● SHORT EXERCISE
Quote the listing below in full and exactly as written, but omit every picture.

● SOURCE DATA
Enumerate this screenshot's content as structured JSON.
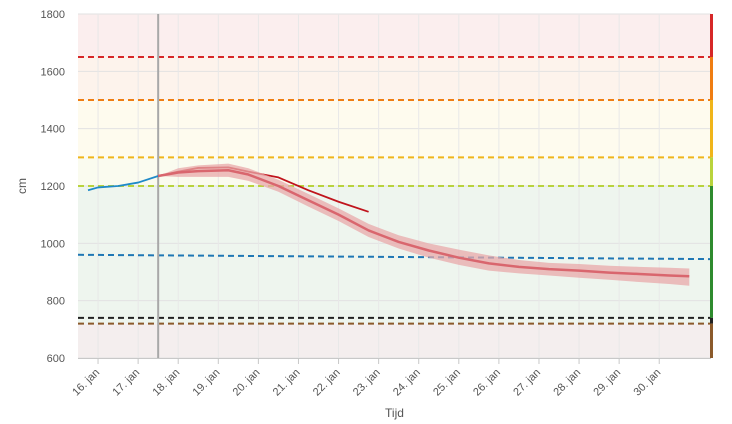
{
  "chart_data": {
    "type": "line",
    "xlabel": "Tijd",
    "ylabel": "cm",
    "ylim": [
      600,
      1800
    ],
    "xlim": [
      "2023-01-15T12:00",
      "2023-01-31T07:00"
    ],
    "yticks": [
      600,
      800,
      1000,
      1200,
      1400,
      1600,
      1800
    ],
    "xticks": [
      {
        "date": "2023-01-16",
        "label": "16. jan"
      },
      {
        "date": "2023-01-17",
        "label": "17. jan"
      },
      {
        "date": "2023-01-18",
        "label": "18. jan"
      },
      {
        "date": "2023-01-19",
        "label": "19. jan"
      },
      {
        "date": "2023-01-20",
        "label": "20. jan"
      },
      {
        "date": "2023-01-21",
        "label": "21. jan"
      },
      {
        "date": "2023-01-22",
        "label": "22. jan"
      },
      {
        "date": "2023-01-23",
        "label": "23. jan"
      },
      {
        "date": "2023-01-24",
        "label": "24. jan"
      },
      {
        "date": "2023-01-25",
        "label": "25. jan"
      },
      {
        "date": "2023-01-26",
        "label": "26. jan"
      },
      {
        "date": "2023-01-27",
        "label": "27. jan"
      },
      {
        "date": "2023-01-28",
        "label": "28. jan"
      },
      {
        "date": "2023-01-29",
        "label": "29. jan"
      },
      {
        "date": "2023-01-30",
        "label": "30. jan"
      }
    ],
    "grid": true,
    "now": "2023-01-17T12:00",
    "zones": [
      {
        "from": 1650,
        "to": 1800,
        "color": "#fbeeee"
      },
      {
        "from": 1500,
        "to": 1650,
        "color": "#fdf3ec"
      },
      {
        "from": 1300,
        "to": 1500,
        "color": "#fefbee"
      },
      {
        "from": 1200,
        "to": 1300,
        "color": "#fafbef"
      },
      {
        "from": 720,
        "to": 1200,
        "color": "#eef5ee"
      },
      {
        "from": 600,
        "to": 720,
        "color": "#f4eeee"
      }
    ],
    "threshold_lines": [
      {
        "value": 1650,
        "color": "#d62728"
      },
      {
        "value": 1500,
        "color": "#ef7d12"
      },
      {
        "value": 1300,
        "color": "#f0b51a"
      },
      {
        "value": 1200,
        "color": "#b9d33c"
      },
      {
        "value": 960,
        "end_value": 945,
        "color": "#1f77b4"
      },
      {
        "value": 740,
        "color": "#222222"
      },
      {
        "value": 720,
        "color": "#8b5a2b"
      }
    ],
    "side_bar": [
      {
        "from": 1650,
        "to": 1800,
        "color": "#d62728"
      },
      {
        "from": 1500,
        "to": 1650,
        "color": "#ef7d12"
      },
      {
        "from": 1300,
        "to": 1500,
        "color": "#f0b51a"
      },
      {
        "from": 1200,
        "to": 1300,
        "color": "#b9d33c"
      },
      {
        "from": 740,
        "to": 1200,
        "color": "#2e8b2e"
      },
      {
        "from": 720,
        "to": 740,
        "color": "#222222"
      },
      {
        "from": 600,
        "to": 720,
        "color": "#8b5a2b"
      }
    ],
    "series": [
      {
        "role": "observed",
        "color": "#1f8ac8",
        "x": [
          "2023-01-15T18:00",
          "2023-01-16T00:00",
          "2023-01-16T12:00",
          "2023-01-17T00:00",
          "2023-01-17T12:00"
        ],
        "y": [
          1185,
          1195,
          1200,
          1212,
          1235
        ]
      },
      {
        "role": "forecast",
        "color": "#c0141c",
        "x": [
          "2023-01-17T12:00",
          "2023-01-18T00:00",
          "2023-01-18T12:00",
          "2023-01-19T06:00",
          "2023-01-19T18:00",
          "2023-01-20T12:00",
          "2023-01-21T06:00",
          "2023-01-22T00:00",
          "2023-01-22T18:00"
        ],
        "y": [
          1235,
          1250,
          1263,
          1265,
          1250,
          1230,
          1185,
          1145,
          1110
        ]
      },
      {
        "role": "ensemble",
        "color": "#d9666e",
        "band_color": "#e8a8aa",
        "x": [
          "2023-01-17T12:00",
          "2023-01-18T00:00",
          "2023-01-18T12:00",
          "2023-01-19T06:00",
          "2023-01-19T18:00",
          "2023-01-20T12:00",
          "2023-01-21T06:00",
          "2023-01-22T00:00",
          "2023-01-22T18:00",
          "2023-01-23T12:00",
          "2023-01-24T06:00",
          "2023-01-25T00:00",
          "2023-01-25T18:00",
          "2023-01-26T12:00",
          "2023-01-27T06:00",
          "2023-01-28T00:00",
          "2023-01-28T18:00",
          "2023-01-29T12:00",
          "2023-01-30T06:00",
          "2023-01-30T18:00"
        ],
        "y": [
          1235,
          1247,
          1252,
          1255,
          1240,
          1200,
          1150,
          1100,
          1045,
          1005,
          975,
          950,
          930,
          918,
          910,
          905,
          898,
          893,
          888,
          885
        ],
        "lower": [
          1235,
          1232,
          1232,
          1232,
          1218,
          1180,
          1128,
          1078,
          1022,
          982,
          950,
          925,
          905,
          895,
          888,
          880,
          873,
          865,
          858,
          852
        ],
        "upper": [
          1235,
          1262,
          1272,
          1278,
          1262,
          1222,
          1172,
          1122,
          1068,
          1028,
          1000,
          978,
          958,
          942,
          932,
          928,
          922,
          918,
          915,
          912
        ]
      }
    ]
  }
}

● COMPLETE RESPONSE
Enumerate this screenshot's content as structured JSON.
{
  "chart_data": {
    "type": "line",
    "xlabel": "Tijd",
    "ylabel": "cm",
    "ylim": [
      600,
      1800
    ],
    "xlim": [
      "2023-01-15T12:00",
      "2023-01-31T07:00"
    ],
    "yticks": [
      600,
      800,
      1000,
      1200,
      1400,
      1600,
      1800
    ],
    "xticks": [
      {
        "date": "2023-01-16",
        "label": "16. jan"
      },
      {
        "date": "2023-01-17",
        "label": "17. jan"
      },
      {
        "date": "2023-01-18",
        "label": "18. jan"
      },
      {
        "date": "2023-01-19",
        "label": "19. jan"
      },
      {
        "date": "2023-01-20",
        "label": "20. jan"
      },
      {
        "date": "2023-01-21",
        "label": "21. jan"
      },
      {
        "date": "2023-01-22",
        "label": "22. jan"
      },
      {
        "date": "2023-01-23",
        "label": "23. jan"
      },
      {
        "date": "2023-01-24",
        "label": "24. jan"
      },
      {
        "date": "2023-01-25",
        "label": "25. jan"
      },
      {
        "date": "2023-01-26",
        "label": "26. jan"
      },
      {
        "date": "2023-01-27",
        "label": "27. jan"
      },
      {
        "date": "2023-01-28",
        "label": "28. jan"
      },
      {
        "date": "2023-01-29",
        "label": "29. jan"
      },
      {
        "date": "2023-01-30",
        "label": "30. jan"
      }
    ],
    "grid": true,
    "now": "2023-01-17T12:00",
    "zones": [
      {
        "from": 1650,
        "to": 1800,
        "color": "#fbeeee"
      },
      {
        "from": 1500,
        "to": 1650,
        "color": "#fdf3ec"
      },
      {
        "from": 1300,
        "to": 1500,
        "color": "#fefbee"
      },
      {
        "from": 1200,
        "to": 1300,
        "color": "#fafbef"
      },
      {
        "from": 720,
        "to": 1200,
        "color": "#eef5ee"
      },
      {
        "from": 600,
        "to": 720,
        "color": "#f4eeee"
      }
    ],
    "threshold_lines": [
      {
        "value": 1650,
        "color": "#d62728"
      },
      {
        "value": 1500,
        "color": "#ef7d12"
      },
      {
        "value": 1300,
        "color": "#f0b51a"
      },
      {
        "value": 1200,
        "color": "#b9d33c"
      },
      {
        "value": 960,
        "end_value": 945,
        "color": "#1f77b4"
      },
      {
        "value": 740,
        "color": "#222222"
      },
      {
        "value": 720,
        "color": "#8b5a2b"
      }
    ],
    "side_bar": [
      {
        "from": 1650,
        "to": 1800,
        "color": "#d62728"
      },
      {
        "from": 1500,
        "to": 1650,
        "color": "#ef7d12"
      },
      {
        "from": 1300,
        "to": 1500,
        "color": "#f0b51a"
      },
      {
        "from": 1200,
        "to": 1300,
        "color": "#b9d33c"
      },
      {
        "from": 740,
        "to": 1200,
        "color": "#2e8b2e"
      },
      {
        "from": 720,
        "to": 740,
        "color": "#222222"
      },
      {
        "from": 600,
        "to": 720,
        "color": "#8b5a2b"
      }
    ],
    "series": [
      {
        "role": "observed",
        "color": "#1f8ac8",
        "x": [
          "2023-01-15T18:00",
          "2023-01-16T00:00",
          "2023-01-16T12:00",
          "2023-01-17T00:00",
          "2023-01-17T12:00"
        ],
        "y": [
          1185,
          1195,
          1200,
          1212,
          1235
        ]
      },
      {
        "role": "forecast",
        "color": "#c0141c",
        "x": [
          "2023-01-17T12:00",
          "2023-01-18T00:00",
          "2023-01-18T12:00",
          "2023-01-19T06:00",
          "2023-01-19T18:00",
          "2023-01-20T12:00",
          "2023-01-21T06:00",
          "2023-01-22T00:00",
          "2023-01-22T18:00"
        ],
        "y": [
          1235,
          1250,
          1263,
          1265,
          1250,
          1230,
          1185,
          1145,
          1110
        ]
      },
      {
        "role": "ensemble",
        "color": "#d9666e",
        "band_color": "#e8a8aa",
        "x": [
          "2023-01-17T12:00",
          "2023-01-18T00:00",
          "2023-01-18T12:00",
          "2023-01-19T06:00",
          "2023-01-19T18:00",
          "2023-01-20T12:00",
          "2023-01-21T06:00",
          "2023-01-22T00:00",
          "2023-01-22T18:00",
          "2023-01-23T12:00",
          "2023-01-24T06:00",
          "2023-01-25T00:00",
          "2023-01-25T18:00",
          "2023-01-26T12:00",
          "2023-01-27T06:00",
          "2023-01-28T00:00",
          "2023-01-28T18:00",
          "2023-01-29T12:00",
          "2023-01-30T06:00",
          "2023-01-30T18:00"
        ],
        "y": [
          1235,
          1247,
          1252,
          1255,
          1240,
          1200,
          1150,
          1100,
          1045,
          1005,
          975,
          950,
          930,
          918,
          910,
          905,
          898,
          893,
          888,
          885
        ],
        "lower": [
          1235,
          1232,
          1232,
          1232,
          1218,
          1180,
          1128,
          1078,
          1022,
          982,
          950,
          925,
          905,
          895,
          888,
          880,
          873,
          865,
          858,
          852
        ],
        "upper": [
          1235,
          1262,
          1272,
          1278,
          1262,
          1222,
          1172,
          1122,
          1068,
          1028,
          1000,
          978,
          958,
          942,
          932,
          928,
          922,
          918,
          915,
          912
        ]
      }
    ]
  }
}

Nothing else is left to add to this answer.